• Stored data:
[start]
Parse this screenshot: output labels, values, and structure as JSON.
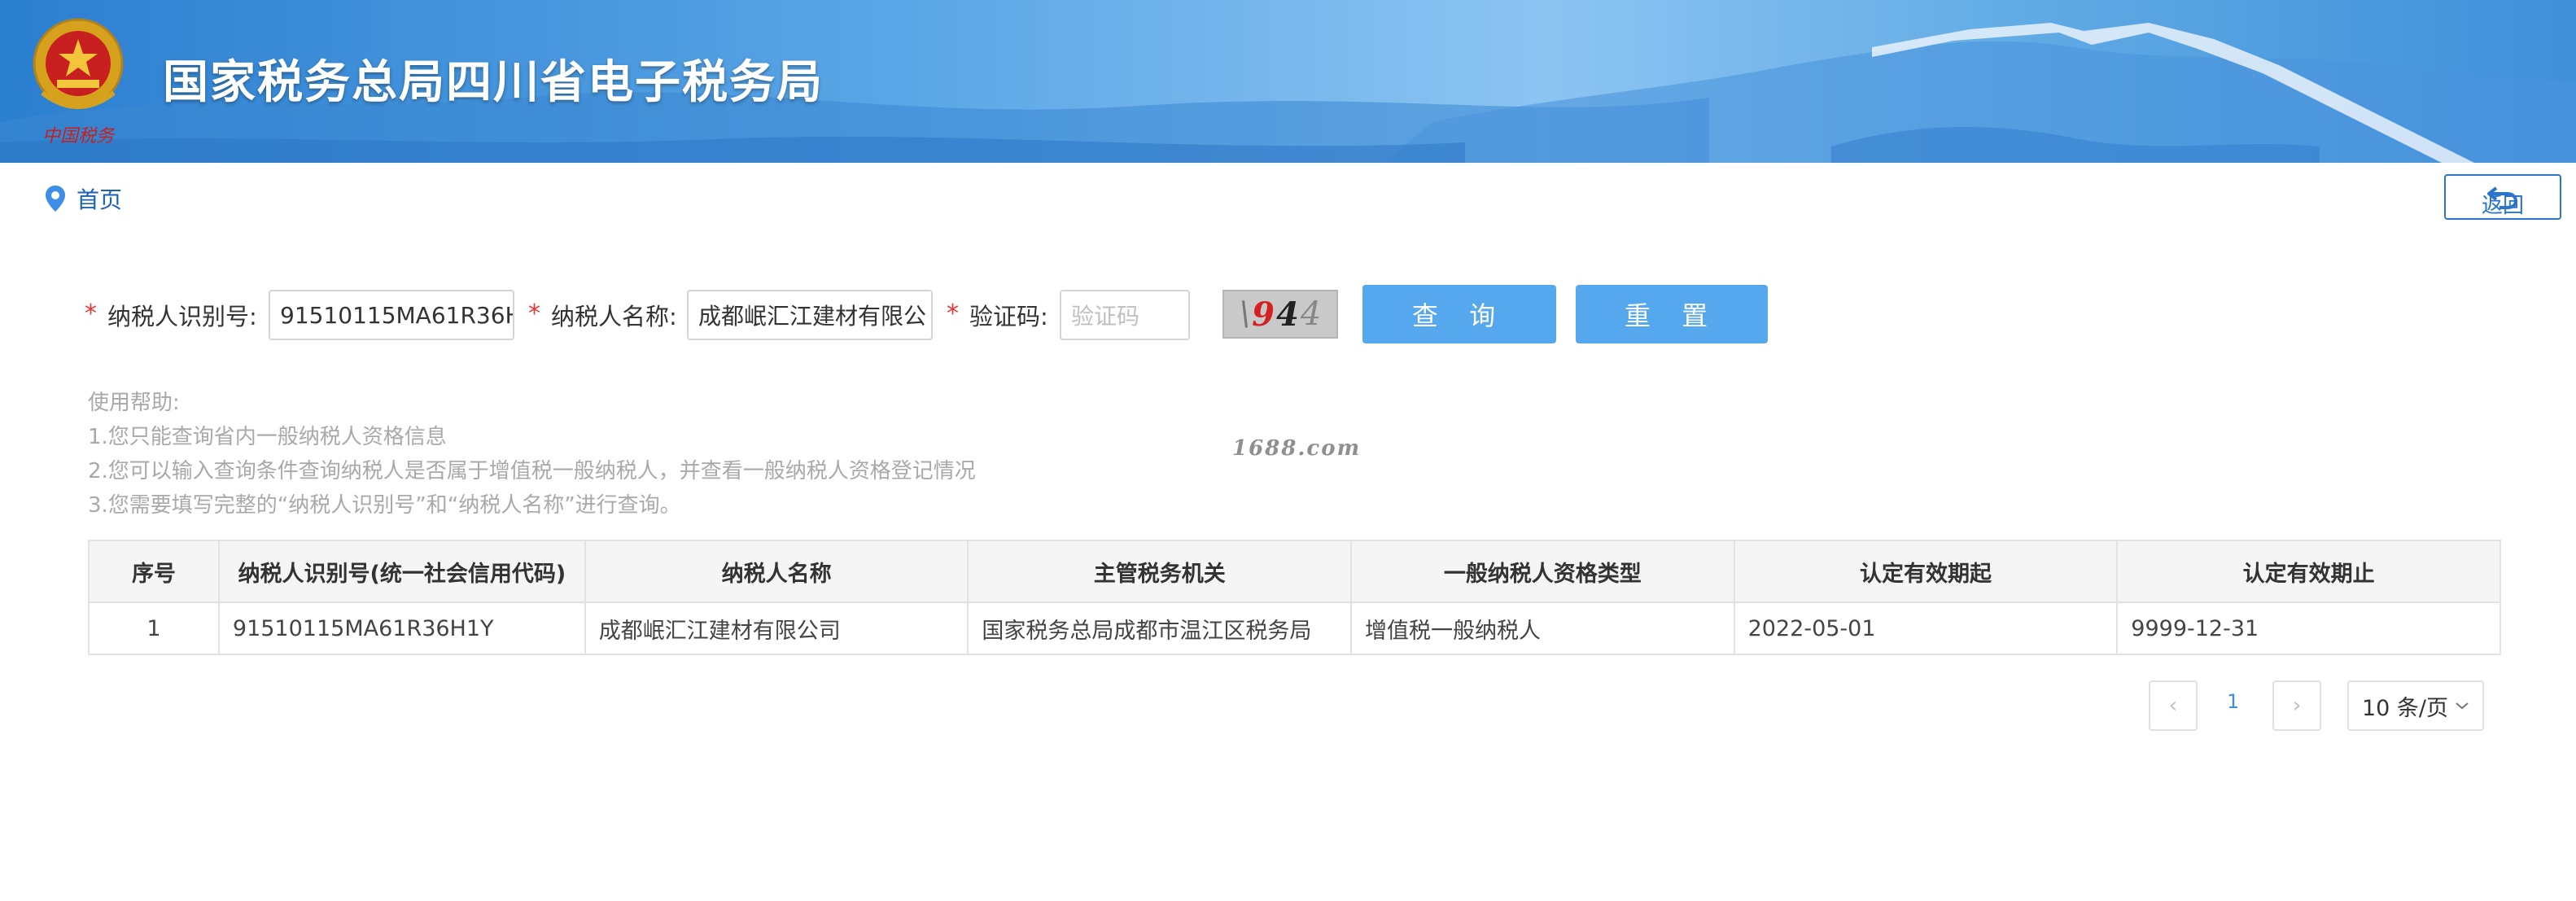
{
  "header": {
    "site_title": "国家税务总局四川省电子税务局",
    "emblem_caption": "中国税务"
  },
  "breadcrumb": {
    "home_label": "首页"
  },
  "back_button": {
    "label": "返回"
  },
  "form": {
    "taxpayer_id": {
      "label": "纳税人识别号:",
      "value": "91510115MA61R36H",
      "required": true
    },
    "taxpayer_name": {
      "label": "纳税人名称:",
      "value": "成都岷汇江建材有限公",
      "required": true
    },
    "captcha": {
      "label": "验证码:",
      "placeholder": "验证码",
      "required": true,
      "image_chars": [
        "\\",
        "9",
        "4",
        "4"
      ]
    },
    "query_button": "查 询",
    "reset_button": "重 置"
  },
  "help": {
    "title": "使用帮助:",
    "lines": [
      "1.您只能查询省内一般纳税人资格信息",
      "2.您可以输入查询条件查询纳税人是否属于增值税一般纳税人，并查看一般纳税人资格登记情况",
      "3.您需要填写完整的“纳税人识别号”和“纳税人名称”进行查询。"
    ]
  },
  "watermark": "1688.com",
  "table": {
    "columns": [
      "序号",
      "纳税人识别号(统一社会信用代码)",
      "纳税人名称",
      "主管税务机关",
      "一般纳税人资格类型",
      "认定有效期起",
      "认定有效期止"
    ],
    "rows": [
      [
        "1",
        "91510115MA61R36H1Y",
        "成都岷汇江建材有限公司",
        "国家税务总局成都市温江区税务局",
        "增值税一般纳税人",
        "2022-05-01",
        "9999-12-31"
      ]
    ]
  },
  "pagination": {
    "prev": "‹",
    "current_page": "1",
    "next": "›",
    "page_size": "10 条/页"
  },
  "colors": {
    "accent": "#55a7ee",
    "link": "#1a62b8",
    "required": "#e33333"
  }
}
[end]
Repeat the material verbatim. Do not carry over any picture.

• ANSWER TO THIS PROBLEM:
Parse this screenshot: output labels, values, and structure as JSON.
{
  "header": {
    "site_title": "国家税务总局四川省电子税务局",
    "emblem_caption": "中国税务"
  },
  "breadcrumb": {
    "home_label": "首页"
  },
  "back_button": {
    "label": "返回"
  },
  "form": {
    "taxpayer_id": {
      "label": "纳税人识别号:",
      "value": "91510115MA61R36H",
      "required": true
    },
    "taxpayer_name": {
      "label": "纳税人名称:",
      "value": "成都岷汇江建材有限公",
      "required": true
    },
    "captcha": {
      "label": "验证码:",
      "placeholder": "验证码",
      "required": true,
      "image_chars": [
        "\\",
        "9",
        "4",
        "4"
      ]
    },
    "query_button": "查 询",
    "reset_button": "重 置"
  },
  "help": {
    "title": "使用帮助:",
    "lines": [
      "1.您只能查询省内一般纳税人资格信息",
      "2.您可以输入查询条件查询纳税人是否属于增值税一般纳税人，并查看一般纳税人资格登记情况",
      "3.您需要填写完整的“纳税人识别号”和“纳税人名称”进行查询。"
    ]
  },
  "watermark": "1688.com",
  "table": {
    "columns": [
      "序号",
      "纳税人识别号(统一社会信用代码)",
      "纳税人名称",
      "主管税务机关",
      "一般纳税人资格类型",
      "认定有效期起",
      "认定有效期止"
    ],
    "rows": [
      [
        "1",
        "91510115MA61R36H1Y",
        "成都岷汇江建材有限公司",
        "国家税务总局成都市温江区税务局",
        "增值税一般纳税人",
        "2022-05-01",
        "9999-12-31"
      ]
    ]
  },
  "pagination": {
    "prev": "‹",
    "current_page": "1",
    "next": "›",
    "page_size": "10 条/页"
  },
  "colors": {
    "accent": "#55a7ee",
    "link": "#1a62b8",
    "required": "#e33333"
  }
}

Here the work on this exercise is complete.